» **Direction**: Extract all of the entries and give them again, word for word.

» **Figure record listings**:
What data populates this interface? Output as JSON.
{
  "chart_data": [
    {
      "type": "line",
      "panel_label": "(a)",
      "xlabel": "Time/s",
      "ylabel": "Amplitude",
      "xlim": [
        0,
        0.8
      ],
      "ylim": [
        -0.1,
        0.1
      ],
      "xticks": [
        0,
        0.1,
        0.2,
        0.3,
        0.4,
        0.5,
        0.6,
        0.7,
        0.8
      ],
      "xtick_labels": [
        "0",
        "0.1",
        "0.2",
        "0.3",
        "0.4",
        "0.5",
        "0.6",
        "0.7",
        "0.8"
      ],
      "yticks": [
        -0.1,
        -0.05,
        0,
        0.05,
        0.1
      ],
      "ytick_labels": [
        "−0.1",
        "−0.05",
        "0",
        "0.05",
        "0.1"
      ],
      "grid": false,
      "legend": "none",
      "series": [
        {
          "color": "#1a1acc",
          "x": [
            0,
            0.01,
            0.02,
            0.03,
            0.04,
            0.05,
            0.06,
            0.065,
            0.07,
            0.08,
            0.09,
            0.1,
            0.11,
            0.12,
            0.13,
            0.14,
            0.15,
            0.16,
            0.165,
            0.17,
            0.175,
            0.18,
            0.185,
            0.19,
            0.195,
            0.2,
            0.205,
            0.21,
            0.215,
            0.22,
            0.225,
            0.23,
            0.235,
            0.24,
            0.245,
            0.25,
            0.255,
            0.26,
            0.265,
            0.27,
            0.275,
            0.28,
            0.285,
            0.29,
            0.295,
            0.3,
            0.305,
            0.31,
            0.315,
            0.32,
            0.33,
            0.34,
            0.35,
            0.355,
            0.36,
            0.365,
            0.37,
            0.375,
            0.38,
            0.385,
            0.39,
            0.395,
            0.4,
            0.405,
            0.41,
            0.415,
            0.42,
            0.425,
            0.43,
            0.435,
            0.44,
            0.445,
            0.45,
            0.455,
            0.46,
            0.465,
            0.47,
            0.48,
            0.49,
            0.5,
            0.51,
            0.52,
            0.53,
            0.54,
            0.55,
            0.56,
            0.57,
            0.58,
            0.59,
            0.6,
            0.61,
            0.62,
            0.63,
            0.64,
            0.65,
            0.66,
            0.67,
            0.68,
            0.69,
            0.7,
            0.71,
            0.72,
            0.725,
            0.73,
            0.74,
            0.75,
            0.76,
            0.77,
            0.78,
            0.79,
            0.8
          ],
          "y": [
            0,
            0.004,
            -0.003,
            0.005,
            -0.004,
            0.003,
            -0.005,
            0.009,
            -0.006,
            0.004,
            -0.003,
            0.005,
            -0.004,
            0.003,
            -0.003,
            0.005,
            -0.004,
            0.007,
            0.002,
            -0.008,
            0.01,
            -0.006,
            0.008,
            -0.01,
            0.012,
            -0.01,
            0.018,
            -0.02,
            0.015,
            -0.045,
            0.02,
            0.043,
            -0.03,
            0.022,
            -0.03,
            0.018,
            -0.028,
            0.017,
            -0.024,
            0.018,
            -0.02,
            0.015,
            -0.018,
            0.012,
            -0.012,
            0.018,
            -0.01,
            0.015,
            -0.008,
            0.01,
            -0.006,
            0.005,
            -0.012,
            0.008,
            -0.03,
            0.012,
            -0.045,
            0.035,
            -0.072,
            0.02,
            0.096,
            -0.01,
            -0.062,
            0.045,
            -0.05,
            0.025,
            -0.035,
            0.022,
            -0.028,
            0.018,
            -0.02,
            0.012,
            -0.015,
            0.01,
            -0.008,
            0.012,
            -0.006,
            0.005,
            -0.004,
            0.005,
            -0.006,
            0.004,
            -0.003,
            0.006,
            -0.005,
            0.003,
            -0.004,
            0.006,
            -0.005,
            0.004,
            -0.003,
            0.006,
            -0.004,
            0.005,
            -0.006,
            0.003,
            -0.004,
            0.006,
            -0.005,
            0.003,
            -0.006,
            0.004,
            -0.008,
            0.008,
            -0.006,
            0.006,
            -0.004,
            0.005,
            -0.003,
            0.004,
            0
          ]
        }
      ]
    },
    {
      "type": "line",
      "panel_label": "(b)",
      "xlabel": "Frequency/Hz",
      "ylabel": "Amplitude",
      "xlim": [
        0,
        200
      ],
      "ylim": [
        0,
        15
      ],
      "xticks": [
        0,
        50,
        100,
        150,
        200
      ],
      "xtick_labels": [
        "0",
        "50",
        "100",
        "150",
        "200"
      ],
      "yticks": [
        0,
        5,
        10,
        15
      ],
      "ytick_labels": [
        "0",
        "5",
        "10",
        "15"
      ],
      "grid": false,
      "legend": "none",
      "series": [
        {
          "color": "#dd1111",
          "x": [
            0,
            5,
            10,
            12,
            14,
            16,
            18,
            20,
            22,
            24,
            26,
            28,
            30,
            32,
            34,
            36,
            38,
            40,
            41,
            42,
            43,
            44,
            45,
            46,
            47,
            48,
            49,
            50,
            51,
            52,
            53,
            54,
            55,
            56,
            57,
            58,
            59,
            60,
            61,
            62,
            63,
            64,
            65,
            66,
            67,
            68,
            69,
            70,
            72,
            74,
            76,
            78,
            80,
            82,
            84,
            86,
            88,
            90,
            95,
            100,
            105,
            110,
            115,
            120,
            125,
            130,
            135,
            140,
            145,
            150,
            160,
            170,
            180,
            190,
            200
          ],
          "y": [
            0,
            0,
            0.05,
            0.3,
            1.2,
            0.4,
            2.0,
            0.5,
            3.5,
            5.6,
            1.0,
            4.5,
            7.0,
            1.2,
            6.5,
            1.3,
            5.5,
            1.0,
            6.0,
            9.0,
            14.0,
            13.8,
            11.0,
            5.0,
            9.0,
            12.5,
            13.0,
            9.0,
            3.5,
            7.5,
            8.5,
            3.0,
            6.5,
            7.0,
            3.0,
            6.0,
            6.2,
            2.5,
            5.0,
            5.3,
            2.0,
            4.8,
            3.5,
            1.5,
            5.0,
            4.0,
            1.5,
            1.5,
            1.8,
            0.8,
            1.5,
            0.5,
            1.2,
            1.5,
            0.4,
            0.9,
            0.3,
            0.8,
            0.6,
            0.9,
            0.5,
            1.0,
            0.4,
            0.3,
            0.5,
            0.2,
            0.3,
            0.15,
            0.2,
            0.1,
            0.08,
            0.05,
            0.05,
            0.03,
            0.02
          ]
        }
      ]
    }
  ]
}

» **Result for this task**:
What data populates this interface? Output as JSON.
{
  "chart_data": [
    {
      "type": "line",
      "panel_label": "(a)",
      "xlabel": "Time/s",
      "ylabel": "Amplitude",
      "xlim": [
        0,
        0.8
      ],
      "ylim": [
        -0.1,
        0.1
      ],
      "xticks": [
        0,
        0.1,
        0.2,
        0.3,
        0.4,
        0.5,
        0.6,
        0.7,
        0.8
      ],
      "xtick_labels": [
        "0",
        "0.1",
        "0.2",
        "0.3",
        "0.4",
        "0.5",
        "0.6",
        "0.7",
        "0.8"
      ],
      "yticks": [
        -0.1,
        -0.05,
        0,
        0.05,
        0.1
      ],
      "ytick_labels": [
        "−0.1",
        "−0.05",
        "0",
        "0.05",
        "0.1"
      ],
      "grid": false,
      "legend": "none",
      "series": [
        {
          "color": "#1a1acc",
          "x": [
            0,
            0.01,
            0.02,
            0.03,
            0.04,
            0.05,
            0.06,
            0.065,
            0.07,
            0.08,
            0.09,
            0.1,
            0.11,
            0.12,
            0.13,
            0.14,
            0.15,
            0.16,
            0.165,
            0.17,
            0.175,
            0.18,
            0.185,
            0.19,
            0.195,
            0.2,
            0.205,
            0.21,
            0.215,
            0.22,
            0.225,
            0.23,
            0.235,
            0.24,
            0.245,
            0.25,
            0.255,
            0.26,
            0.265,
            0.27,
            0.275,
            0.28,
            0.285,
            0.29,
            0.295,
            0.3,
            0.305,
            0.31,
            0.315,
            0.32,
            0.33,
            0.34,
            0.35,
            0.355,
            0.36,
            0.365,
            0.37,
            0.375,
            0.38,
            0.385,
            0.39,
            0.395,
            0.4,
            0.405,
            0.41,
            0.415,
            0.42,
            0.425,
            0.43,
            0.435,
            0.44,
            0.445,
            0.45,
            0.455,
            0.46,
            0.465,
            0.47,
            0.48,
            0.49,
            0.5,
            0.51,
            0.52,
            0.53,
            0.54,
            0.55,
            0.56,
            0.57,
            0.58,
            0.59,
            0.6,
            0.61,
            0.62,
            0.63,
            0.64,
            0.65,
            0.66,
            0.67,
            0.68,
            0.69,
            0.7,
            0.71,
            0.72,
            0.725,
            0.73,
            0.74,
            0.75,
            0.76,
            0.77,
            0.78,
            0.79,
            0.8
          ],
          "y": [
            0,
            0.004,
            -0.003,
            0.005,
            -0.004,
            0.003,
            -0.005,
            0.009,
            -0.006,
            0.004,
            -0.003,
            0.005,
            -0.004,
            0.003,
            -0.003,
            0.005,
            -0.004,
            0.007,
            0.002,
            -0.008,
            0.01,
            -0.006,
            0.008,
            -0.01,
            0.012,
            -0.01,
            0.018,
            -0.02,
            0.015,
            -0.045,
            0.02,
            0.043,
            -0.03,
            0.022,
            -0.03,
            0.018,
            -0.028,
            0.017,
            -0.024,
            0.018,
            -0.02,
            0.015,
            -0.018,
            0.012,
            -0.012,
            0.018,
            -0.01,
            0.015,
            -0.008,
            0.01,
            -0.006,
            0.005,
            -0.012,
            0.008,
            -0.03,
            0.012,
            -0.045,
            0.035,
            -0.072,
            0.02,
            0.096,
            -0.01,
            -0.062,
            0.045,
            -0.05,
            0.025,
            -0.035,
            0.022,
            -0.028,
            0.018,
            -0.02,
            0.012,
            -0.015,
            0.01,
            -0.008,
            0.012,
            -0.006,
            0.005,
            -0.004,
            0.005,
            -0.006,
            0.004,
            -0.003,
            0.006,
            -0.005,
            0.003,
            -0.004,
            0.006,
            -0.005,
            0.004,
            -0.003,
            0.006,
            -0.004,
            0.005,
            -0.006,
            0.003,
            -0.004,
            0.006,
            -0.005,
            0.003,
            -0.006,
            0.004,
            -0.008,
            0.008,
            -0.006,
            0.006,
            -0.004,
            0.005,
            -0.003,
            0.004,
            0
          ]
        }
      ]
    },
    {
      "type": "line",
      "panel_label": "(b)",
      "xlabel": "Frequency/Hz",
      "ylabel": "Amplitude",
      "xlim": [
        0,
        200
      ],
      "ylim": [
        0,
        15
      ],
      "xticks": [
        0,
        50,
        100,
        150,
        200
      ],
      "xtick_labels": [
        "0",
        "50",
        "100",
        "150",
        "200"
      ],
      "yticks": [
        0,
        5,
        10,
        15
      ],
      "ytick_labels": [
        "0",
        "5",
        "10",
        "15"
      ],
      "grid": false,
      "legend": "none",
      "series": [
        {
          "color": "#dd1111",
          "x": [
            0,
            5,
            10,
            12,
            14,
            16,
            18,
            20,
            22,
            24,
            26,
            28,
            30,
            32,
            34,
            36,
            38,
            40,
            41,
            42,
            43,
            44,
            45,
            46,
            47,
            48,
            49,
            50,
            51,
            52,
            53,
            54,
            55,
            56,
            57,
            58,
            59,
            60,
            61,
            62,
            63,
            64,
            65,
            66,
            67,
            68,
            69,
            70,
            72,
            74,
            76,
            78,
            80,
            82,
            84,
            86,
            88,
            90,
            95,
            100,
            105,
            110,
            115,
            120,
            125,
            130,
            135,
            140,
            145,
            150,
            160,
            170,
            180,
            190,
            200
          ],
          "y": [
            0,
            0,
            0.05,
            0.3,
            1.2,
            0.4,
            2.0,
            0.5,
            3.5,
            5.6,
            1.0,
            4.5,
            7.0,
            1.2,
            6.5,
            1.3,
            5.5,
            1.0,
            6.0,
            9.0,
            14.0,
            13.8,
            11.0,
            5.0,
            9.0,
            12.5,
            13.0,
            9.0,
            3.5,
            7.5,
            8.5,
            3.0,
            6.5,
            7.0,
            3.0,
            6.0,
            6.2,
            2.5,
            5.0,
            5.3,
            2.0,
            4.8,
            3.5,
            1.5,
            5.0,
            4.0,
            1.5,
            1.5,
            1.8,
            0.8,
            1.5,
            0.5,
            1.2,
            1.5,
            0.4,
            0.9,
            0.3,
            0.8,
            0.6,
            0.9,
            0.5,
            1.0,
            0.4,
            0.3,
            0.5,
            0.2,
            0.3,
            0.15,
            0.2,
            0.1,
            0.08,
            0.05,
            0.05,
            0.03,
            0.02
          ]
        }
      ]
    }
  ]
}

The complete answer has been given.